▶ **Exercise prompt**
Determine which lines of the records include the word "JSON", and copy them.

▶ **Records supplied**
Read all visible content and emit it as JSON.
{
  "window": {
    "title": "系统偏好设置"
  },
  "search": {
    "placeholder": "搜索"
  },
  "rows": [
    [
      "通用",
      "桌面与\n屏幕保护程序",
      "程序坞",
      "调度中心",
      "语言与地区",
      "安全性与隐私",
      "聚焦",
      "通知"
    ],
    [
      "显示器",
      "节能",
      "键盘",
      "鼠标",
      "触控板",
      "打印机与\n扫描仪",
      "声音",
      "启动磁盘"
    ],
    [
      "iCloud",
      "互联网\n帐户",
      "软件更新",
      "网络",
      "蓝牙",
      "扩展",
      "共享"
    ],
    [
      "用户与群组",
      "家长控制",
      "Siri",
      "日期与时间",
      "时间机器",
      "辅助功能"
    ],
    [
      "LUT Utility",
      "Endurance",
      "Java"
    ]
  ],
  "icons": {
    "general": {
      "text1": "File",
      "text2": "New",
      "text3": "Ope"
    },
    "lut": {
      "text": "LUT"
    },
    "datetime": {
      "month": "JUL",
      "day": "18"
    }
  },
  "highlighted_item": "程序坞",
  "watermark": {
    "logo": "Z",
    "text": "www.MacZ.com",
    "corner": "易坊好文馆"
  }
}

* * *

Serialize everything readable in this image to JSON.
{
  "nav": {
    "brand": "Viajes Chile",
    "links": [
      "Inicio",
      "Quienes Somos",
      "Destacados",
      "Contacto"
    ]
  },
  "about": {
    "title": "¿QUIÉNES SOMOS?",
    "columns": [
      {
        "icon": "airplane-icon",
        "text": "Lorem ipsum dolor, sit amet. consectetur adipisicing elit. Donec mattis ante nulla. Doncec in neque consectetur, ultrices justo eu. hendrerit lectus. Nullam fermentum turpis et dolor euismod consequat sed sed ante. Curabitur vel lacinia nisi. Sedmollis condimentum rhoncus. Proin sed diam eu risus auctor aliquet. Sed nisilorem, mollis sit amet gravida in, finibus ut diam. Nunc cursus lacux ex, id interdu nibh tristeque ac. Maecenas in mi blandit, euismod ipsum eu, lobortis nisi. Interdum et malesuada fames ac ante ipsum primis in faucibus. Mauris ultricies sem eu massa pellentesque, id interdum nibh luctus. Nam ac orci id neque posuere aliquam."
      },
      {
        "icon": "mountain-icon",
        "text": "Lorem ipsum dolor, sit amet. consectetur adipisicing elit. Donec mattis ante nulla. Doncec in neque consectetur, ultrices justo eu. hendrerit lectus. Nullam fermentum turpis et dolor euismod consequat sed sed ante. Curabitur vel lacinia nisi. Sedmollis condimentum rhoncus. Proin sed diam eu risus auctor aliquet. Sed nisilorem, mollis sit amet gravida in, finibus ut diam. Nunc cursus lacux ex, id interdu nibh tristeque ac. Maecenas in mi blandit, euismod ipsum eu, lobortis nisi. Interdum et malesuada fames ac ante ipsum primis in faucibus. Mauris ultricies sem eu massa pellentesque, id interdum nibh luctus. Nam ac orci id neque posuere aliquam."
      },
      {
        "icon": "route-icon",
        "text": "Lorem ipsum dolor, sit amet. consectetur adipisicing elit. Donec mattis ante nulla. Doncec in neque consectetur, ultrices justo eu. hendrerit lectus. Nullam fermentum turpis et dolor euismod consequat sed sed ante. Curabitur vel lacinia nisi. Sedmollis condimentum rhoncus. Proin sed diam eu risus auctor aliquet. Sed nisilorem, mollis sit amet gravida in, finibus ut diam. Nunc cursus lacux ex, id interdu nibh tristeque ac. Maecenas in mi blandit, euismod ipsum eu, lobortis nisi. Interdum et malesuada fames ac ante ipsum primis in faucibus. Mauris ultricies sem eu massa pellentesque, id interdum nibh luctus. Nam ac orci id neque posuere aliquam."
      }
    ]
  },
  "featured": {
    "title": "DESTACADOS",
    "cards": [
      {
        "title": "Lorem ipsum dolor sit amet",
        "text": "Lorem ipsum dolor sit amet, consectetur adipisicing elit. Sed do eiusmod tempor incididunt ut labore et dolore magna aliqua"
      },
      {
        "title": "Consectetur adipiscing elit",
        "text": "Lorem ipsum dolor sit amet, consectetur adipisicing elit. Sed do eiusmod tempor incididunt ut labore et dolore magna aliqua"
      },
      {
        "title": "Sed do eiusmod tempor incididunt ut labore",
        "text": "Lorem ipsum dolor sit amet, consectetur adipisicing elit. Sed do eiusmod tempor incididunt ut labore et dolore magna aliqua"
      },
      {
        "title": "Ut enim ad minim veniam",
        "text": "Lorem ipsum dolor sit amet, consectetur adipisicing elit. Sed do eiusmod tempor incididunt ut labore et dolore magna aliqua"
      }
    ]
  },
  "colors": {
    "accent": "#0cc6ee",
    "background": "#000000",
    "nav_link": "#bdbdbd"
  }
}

▶ **Expected answer**
Read all visible content and emit it as JSON.
Serialize everything readable in this image to JSON.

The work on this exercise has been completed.